**Task instructions**
Identify each line below that contains the word "كانت", and copy it out.

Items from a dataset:
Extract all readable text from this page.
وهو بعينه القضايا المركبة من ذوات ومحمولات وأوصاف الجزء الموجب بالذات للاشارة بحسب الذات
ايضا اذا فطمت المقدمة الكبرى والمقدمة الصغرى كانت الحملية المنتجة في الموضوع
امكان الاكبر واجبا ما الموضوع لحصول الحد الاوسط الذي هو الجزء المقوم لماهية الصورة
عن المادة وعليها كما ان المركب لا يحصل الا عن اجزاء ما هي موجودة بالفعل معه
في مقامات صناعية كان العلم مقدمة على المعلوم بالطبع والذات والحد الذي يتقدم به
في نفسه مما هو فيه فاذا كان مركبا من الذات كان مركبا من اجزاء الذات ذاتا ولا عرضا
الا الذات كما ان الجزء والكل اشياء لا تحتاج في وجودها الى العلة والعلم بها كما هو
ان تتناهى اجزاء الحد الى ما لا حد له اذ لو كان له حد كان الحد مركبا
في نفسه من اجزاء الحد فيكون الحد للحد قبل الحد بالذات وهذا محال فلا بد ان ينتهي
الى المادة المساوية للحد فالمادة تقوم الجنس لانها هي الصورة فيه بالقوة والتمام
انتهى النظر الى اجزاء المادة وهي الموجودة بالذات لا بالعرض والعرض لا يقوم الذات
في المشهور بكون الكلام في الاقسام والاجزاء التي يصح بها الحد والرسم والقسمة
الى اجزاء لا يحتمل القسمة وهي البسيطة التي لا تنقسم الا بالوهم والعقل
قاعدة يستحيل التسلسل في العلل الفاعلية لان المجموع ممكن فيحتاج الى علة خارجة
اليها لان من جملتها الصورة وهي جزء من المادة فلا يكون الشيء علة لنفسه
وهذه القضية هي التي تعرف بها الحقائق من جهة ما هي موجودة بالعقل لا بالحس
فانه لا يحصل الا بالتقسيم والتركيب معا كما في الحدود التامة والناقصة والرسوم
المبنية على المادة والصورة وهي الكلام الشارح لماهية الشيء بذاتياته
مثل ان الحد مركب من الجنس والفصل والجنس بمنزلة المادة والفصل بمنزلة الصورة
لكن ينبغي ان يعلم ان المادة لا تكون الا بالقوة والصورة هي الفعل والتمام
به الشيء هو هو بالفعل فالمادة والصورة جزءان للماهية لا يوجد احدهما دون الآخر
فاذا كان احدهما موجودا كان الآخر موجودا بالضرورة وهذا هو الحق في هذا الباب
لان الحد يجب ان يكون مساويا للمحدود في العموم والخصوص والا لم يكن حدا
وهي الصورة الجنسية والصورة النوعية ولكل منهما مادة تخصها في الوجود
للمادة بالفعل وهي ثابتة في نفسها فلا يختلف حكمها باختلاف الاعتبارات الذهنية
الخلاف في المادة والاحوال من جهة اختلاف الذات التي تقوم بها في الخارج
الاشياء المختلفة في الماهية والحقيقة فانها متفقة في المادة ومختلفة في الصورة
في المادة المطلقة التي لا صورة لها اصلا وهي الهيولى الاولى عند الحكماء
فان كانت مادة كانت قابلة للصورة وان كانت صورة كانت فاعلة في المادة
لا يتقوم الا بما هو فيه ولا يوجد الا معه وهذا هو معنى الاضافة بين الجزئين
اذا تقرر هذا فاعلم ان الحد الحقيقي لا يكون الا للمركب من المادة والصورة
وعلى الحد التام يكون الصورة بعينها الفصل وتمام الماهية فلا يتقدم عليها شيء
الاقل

**Finished task**
ايضا اذا فطمت المقدمة الكبرى والمقدمة الصغرى كانت الحملية المنتجة في الموضوع
فان كانت مادة كانت قابلة للصورة وان كانت صورة كانت فاعلة في المادة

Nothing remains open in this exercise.